Exercise details ▸ Reproduce the records below in full and exactly, without their images.

Exercise input ▸
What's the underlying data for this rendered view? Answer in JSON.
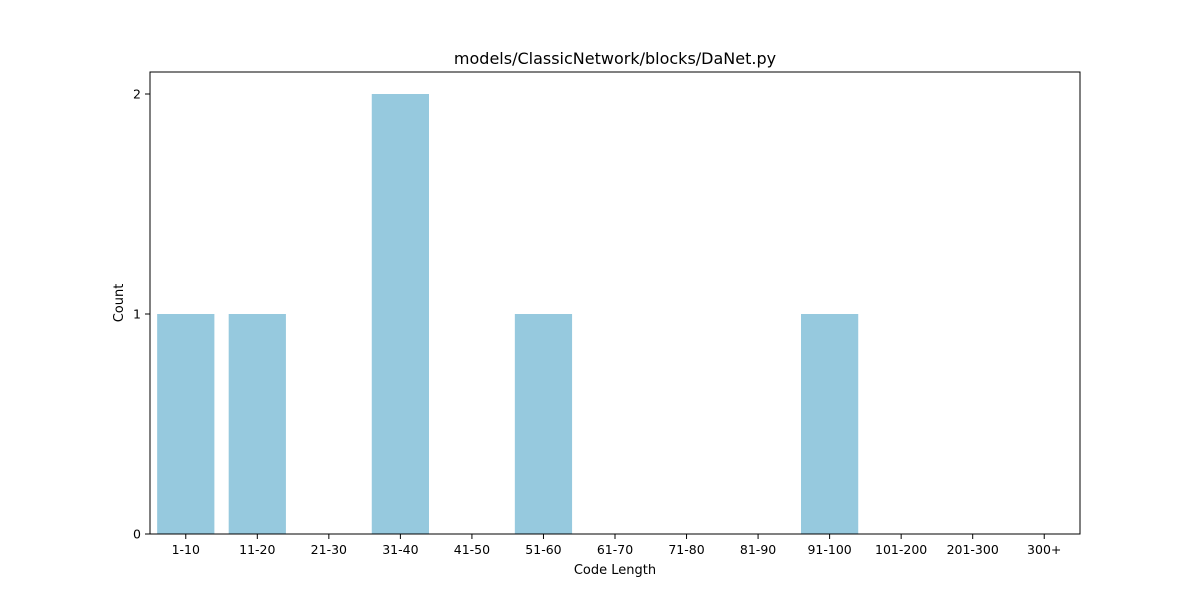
{
  "chart_data": {
    "type": "bar",
    "title": "models/ClassicNetwork/blocks/DaNet.py",
    "xlabel": "Code Length",
    "ylabel": "Count",
    "categories": [
      "1-10",
      "11-20",
      "21-30",
      "31-40",
      "41-50",
      "51-60",
      "61-70",
      "71-80",
      "81-90",
      "91-100",
      "101-200",
      "201-300",
      "300+"
    ],
    "values": [
      1,
      1,
      0,
      2,
      0,
      1,
      0,
      0,
      0,
      1,
      0,
      0,
      0
    ],
    "ylim": [
      0,
      2.1
    ],
    "yticks": [
      0,
      1,
      2
    ],
    "bar_color": "#96c9de",
    "grid": false
  }
}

Reply ▸
What's the underlying data for this rendered view? Answer in JSON.
{
  "chart_data": {
    "type": "bar",
    "title": "models/ClassicNetwork/blocks/DaNet.py",
    "xlabel": "Code Length",
    "ylabel": "Count",
    "categories": [
      "1-10",
      "11-20",
      "21-30",
      "31-40",
      "41-50",
      "51-60",
      "61-70",
      "71-80",
      "81-90",
      "91-100",
      "101-200",
      "201-300",
      "300+"
    ],
    "values": [
      1,
      1,
      0,
      2,
      0,
      1,
      0,
      0,
      0,
      1,
      0,
      0,
      0
    ],
    "ylim": [
      0,
      2.1
    ],
    "yticks": [
      0,
      1,
      2
    ],
    "bar_color": "#96c9de",
    "grid": false
  }
}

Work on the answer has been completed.